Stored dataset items
──────────────────────────────

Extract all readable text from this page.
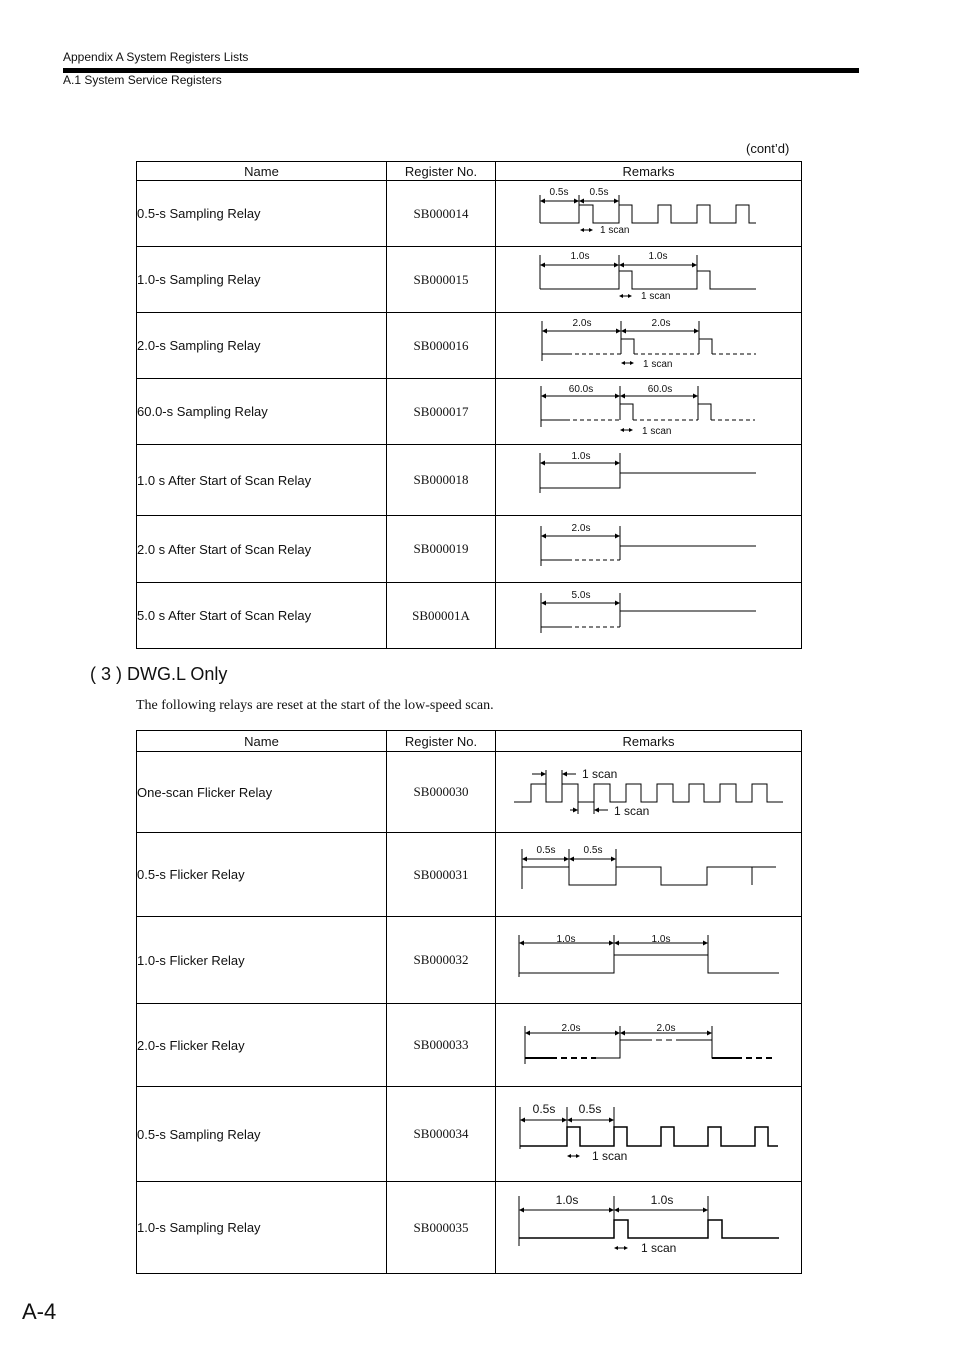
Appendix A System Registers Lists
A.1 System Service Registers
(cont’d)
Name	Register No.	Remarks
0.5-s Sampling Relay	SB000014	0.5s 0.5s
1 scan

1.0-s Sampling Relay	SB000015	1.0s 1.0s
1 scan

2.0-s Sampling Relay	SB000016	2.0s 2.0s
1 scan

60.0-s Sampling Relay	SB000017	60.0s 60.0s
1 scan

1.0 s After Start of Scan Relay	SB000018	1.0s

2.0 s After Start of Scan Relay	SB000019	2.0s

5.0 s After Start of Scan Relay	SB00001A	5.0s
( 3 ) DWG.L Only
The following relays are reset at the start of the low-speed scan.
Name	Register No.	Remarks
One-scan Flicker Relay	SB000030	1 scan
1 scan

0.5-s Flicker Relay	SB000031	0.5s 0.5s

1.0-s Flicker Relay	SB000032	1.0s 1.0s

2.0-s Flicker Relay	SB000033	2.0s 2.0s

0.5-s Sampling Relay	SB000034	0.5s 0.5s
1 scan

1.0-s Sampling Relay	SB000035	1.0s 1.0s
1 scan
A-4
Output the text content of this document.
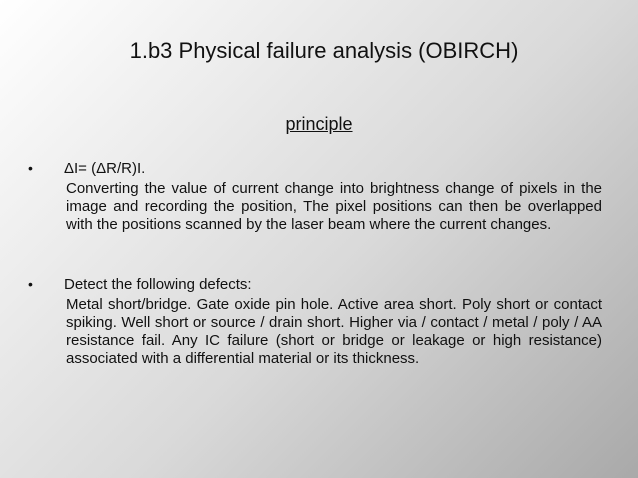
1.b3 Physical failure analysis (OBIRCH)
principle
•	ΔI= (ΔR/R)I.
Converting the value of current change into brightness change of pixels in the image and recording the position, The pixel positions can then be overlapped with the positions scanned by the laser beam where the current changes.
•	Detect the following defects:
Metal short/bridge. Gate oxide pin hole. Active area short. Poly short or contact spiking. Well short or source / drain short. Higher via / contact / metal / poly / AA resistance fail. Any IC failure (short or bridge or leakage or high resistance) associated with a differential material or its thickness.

──────────────────────────────

- _Given request_
Find every line above that contains the word "Flicker", and return each one.

- _Worked solution_
One-scan Flicker Relay	SB000030	1 scan
0.5-s Flicker Relay	SB000031	0.5s 0.5s
1.0-s Flicker Relay	SB000032	1.0s 1.0s
2.0-s Flicker Relay	SB000033	2.0s 2.0s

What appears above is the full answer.